Dall’accoglienza dei profughi agli aiuti, dai farmaci salvavita al soccorso a chi non può fuggire, la rete solidale dei frati minori conventuali. Nel convento di Leopoli gli addii fra i parenti
L’articolo di Gianni Gambassi per Avvenire on line

Un ponte solidale unisce Assisi all’Ucraina. È quello voluto fin dall’inizio del conflitto dai frati francescani conventuali che nel cuore dell’Umbria custodiscono la tomba del Poverello e che nel Paese attaccato dalla Russia sono in prima linea accanto alla gente.

Per aiutare i quindici religiosi che nei cinque conventi dell’Ordine si spendono per la popolazione in fuga dalla guerra o che ha scelto di restare, il Sacro Convento di Assisi ha lanciato la campagna «Una mano francescana all’Ucraina». È possibile donare 2 euro con un sms al 45515 da cellulare WindTre, Tim, Vodafone, Iliad, PosteMobile, Coop Voce, Tiscali; oppure 5 o 10 euro con chiamata da rete fissa Tim, Vodafone, WindTre, Fastweb e Tiscali e 5 euro con chiamata da rete fissa Twt, Convergenze, PosteMobile.

◆ **CONSEGNA**
Per ciascuna affermazione stabilisci se concorda con il brano sui frati in Ucraina: rispondi sì o no e riporta tra virgolette le parole decisive del brano.
1. I frati francescani conventuali custodiscono la tomba del Poverello.
2. Nei conventi dell'Ordine in Ucraina operano venti religiosi.
3. Con un sms al 45515 si possono donare 5 euro.
I record provengono da un'altra fonte.

◆ **DATI ARCHIVIATI**

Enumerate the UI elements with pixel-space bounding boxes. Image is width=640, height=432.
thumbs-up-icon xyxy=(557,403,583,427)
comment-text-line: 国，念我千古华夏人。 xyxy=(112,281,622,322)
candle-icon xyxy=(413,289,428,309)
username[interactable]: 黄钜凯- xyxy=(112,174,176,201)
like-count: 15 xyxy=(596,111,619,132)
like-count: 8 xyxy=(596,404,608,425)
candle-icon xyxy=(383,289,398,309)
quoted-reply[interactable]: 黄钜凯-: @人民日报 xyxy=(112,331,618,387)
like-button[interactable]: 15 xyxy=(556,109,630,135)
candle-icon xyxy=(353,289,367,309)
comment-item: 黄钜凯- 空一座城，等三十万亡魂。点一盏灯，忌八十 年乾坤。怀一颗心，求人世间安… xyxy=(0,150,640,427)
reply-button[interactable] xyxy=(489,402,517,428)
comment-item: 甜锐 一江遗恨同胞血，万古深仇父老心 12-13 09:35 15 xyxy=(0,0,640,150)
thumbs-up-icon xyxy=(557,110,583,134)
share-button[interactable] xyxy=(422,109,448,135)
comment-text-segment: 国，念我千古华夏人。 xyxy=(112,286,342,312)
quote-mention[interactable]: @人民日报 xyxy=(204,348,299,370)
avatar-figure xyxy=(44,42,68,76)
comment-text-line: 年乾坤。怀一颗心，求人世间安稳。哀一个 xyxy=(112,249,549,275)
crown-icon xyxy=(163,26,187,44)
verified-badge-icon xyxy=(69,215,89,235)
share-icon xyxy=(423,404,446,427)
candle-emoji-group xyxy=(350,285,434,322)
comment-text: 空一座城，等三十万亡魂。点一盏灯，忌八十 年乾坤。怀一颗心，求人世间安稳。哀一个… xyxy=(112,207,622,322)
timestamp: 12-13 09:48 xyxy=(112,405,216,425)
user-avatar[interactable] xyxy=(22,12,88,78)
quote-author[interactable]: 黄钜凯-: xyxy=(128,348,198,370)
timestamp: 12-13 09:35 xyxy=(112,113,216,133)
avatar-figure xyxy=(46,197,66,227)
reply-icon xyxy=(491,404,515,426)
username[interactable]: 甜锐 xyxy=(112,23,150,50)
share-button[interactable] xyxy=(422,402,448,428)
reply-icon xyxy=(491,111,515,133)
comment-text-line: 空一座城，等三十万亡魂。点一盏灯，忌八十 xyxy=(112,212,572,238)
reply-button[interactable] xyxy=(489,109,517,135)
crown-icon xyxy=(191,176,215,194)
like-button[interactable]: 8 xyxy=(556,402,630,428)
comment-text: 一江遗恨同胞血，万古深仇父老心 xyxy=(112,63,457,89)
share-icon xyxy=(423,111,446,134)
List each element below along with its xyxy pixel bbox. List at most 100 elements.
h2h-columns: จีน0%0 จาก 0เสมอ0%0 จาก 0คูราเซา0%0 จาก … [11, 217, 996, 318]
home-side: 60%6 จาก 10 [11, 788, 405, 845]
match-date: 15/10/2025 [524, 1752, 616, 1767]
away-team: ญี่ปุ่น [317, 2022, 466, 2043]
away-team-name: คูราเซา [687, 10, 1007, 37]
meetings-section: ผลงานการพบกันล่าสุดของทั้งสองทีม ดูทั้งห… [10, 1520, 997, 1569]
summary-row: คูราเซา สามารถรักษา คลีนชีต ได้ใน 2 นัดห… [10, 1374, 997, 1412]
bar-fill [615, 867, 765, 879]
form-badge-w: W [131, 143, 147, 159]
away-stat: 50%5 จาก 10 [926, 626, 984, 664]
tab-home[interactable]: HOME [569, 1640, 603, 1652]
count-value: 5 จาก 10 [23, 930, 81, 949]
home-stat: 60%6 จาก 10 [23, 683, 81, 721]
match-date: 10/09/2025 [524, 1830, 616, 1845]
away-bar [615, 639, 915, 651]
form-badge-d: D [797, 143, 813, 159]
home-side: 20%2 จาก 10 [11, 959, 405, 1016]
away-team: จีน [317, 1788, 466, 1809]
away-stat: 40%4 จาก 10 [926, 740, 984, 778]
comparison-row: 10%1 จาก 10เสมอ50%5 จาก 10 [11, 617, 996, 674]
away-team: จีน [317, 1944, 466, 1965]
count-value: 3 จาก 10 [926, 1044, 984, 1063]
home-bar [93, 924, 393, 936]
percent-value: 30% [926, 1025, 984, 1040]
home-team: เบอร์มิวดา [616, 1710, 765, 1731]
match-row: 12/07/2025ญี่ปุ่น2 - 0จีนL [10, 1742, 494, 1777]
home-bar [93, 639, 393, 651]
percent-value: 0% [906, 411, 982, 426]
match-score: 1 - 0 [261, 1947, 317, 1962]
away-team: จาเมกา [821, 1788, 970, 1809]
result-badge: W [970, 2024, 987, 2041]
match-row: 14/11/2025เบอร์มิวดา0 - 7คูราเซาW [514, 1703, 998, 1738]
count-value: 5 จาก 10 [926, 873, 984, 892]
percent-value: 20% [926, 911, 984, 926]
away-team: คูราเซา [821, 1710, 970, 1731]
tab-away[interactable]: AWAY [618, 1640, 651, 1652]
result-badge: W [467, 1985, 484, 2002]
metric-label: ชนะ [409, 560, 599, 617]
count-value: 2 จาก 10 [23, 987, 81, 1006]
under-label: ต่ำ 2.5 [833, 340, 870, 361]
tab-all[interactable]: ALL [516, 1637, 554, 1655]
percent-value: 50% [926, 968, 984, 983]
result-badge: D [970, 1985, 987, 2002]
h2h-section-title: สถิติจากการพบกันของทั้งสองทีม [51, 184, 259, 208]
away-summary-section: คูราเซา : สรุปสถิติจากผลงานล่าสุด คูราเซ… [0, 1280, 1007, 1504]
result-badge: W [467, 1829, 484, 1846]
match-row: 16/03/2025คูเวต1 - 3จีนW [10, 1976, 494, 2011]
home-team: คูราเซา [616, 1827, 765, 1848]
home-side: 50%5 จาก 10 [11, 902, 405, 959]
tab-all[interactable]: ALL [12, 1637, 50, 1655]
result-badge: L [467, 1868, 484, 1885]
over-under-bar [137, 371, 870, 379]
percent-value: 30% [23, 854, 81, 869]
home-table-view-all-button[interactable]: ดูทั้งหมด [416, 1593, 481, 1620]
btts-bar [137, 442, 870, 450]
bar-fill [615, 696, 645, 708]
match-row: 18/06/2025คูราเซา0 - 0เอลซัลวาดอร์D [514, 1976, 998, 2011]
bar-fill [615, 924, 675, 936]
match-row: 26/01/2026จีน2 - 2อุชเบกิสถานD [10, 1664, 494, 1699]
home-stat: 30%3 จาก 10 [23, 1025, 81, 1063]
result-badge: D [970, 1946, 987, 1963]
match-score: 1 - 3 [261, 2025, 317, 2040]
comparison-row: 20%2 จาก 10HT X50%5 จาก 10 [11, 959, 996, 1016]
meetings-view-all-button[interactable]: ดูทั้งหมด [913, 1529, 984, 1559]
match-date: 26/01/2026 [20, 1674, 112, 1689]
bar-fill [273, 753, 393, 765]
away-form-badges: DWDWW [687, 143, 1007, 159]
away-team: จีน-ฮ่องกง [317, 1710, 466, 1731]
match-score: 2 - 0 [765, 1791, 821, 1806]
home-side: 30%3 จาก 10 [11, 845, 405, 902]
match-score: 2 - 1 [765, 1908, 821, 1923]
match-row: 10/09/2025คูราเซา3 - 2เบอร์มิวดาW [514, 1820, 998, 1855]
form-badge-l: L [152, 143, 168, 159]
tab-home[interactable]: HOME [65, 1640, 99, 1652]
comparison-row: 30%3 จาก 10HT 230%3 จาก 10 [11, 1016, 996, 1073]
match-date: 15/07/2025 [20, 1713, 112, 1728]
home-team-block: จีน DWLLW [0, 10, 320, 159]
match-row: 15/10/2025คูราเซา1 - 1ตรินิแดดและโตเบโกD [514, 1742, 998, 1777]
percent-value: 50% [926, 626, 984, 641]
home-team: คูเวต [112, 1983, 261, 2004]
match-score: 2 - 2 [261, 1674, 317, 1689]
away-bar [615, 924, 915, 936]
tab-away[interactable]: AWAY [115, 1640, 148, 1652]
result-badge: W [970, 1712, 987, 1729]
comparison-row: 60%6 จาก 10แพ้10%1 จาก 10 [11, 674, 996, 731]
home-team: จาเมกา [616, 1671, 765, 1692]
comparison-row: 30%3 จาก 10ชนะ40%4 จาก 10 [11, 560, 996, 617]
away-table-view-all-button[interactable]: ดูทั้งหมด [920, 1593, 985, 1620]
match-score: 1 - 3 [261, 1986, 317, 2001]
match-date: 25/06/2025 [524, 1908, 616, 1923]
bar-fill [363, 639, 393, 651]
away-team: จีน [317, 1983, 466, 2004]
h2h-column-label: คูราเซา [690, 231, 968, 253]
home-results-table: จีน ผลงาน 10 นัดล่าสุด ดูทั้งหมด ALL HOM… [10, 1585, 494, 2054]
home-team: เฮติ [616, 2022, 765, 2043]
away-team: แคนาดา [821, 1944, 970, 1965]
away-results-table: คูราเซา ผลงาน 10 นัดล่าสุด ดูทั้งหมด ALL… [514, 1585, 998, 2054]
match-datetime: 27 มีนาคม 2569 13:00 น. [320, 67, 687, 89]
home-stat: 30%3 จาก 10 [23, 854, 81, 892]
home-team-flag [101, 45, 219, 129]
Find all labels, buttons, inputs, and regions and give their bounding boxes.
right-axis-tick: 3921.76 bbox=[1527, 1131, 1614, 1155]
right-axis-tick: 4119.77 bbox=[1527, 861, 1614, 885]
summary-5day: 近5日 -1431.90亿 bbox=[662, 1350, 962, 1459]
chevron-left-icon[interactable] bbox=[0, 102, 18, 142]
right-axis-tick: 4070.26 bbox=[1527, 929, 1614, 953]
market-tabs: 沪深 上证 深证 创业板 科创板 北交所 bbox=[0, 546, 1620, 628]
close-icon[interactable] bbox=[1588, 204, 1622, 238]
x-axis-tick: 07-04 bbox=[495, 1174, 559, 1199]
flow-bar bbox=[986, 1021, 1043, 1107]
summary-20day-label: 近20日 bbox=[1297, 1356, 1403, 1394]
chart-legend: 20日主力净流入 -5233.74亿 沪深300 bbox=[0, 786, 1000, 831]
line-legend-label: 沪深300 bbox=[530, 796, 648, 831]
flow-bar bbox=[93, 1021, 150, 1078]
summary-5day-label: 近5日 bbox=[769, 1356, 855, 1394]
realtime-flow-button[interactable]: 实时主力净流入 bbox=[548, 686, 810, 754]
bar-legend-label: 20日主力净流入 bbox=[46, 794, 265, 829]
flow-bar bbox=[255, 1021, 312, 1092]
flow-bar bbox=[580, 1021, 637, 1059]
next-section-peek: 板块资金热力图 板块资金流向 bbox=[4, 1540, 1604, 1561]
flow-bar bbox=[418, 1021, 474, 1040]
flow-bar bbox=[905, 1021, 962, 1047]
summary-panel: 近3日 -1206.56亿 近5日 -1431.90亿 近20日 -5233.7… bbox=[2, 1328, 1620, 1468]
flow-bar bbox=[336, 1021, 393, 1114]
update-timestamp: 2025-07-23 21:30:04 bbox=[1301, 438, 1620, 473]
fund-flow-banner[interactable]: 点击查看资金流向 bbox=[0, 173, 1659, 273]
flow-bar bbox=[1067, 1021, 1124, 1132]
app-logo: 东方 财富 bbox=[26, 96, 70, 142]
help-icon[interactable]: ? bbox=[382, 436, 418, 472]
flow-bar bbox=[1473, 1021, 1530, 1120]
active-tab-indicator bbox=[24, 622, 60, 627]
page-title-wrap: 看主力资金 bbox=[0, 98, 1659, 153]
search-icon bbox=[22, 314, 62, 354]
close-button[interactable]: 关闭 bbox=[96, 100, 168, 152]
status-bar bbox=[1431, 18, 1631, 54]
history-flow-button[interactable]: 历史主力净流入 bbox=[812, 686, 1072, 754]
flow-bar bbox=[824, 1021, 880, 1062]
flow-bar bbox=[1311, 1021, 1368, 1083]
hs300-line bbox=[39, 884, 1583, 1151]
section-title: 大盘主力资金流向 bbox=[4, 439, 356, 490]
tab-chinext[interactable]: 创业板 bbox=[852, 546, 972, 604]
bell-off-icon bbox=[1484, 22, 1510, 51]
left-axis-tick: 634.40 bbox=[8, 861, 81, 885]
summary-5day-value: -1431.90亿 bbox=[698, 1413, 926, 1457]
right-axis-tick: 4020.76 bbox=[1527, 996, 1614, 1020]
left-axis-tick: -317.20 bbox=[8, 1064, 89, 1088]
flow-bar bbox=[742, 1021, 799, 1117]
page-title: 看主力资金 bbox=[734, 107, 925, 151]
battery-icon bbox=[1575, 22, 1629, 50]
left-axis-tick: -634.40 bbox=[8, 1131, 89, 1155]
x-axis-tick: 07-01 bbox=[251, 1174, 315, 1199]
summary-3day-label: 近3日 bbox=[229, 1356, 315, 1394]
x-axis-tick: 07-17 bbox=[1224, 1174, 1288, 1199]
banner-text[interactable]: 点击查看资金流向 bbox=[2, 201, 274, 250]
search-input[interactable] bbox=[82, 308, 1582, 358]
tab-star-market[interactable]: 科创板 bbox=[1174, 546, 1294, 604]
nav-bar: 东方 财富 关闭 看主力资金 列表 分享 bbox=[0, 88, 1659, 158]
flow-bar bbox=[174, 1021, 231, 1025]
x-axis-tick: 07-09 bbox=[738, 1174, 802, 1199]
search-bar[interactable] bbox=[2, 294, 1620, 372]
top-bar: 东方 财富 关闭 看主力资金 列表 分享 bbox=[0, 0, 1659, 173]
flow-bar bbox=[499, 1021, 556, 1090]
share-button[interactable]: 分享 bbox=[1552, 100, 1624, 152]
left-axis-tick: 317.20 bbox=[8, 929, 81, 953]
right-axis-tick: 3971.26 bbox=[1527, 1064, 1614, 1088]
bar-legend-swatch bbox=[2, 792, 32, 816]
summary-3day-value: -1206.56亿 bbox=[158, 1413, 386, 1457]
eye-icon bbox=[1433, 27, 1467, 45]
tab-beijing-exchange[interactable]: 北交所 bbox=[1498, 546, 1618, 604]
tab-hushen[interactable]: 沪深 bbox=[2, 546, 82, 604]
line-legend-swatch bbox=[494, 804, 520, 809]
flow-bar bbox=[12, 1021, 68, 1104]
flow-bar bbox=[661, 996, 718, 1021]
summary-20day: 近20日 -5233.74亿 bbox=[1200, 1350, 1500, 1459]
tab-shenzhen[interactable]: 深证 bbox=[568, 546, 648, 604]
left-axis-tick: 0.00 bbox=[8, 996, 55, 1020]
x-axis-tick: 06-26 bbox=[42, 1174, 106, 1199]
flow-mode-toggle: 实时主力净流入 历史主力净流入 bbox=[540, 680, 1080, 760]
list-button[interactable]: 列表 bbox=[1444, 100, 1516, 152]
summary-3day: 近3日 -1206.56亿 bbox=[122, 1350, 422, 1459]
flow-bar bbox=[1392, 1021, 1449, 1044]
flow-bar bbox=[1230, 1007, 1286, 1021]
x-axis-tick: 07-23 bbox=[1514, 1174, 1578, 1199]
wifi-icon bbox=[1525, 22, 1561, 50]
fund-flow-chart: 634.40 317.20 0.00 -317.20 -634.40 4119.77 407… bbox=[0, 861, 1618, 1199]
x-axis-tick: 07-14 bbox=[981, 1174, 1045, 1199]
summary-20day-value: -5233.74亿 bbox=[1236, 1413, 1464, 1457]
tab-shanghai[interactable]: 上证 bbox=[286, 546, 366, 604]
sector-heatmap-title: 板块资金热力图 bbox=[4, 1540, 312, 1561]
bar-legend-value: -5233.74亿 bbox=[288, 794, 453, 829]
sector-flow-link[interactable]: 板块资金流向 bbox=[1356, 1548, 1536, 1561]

◆ **SPAZIO RISPOSTA**
1. Sì: «nel cuore dell’Umbria custodiscono la tomba del Poverello».
2. No: «Per aiutare i quindici religiosi che nei cinque conventi dell’Ordine».
3. No: «È possibile donare 2 euro con un sms al 45515».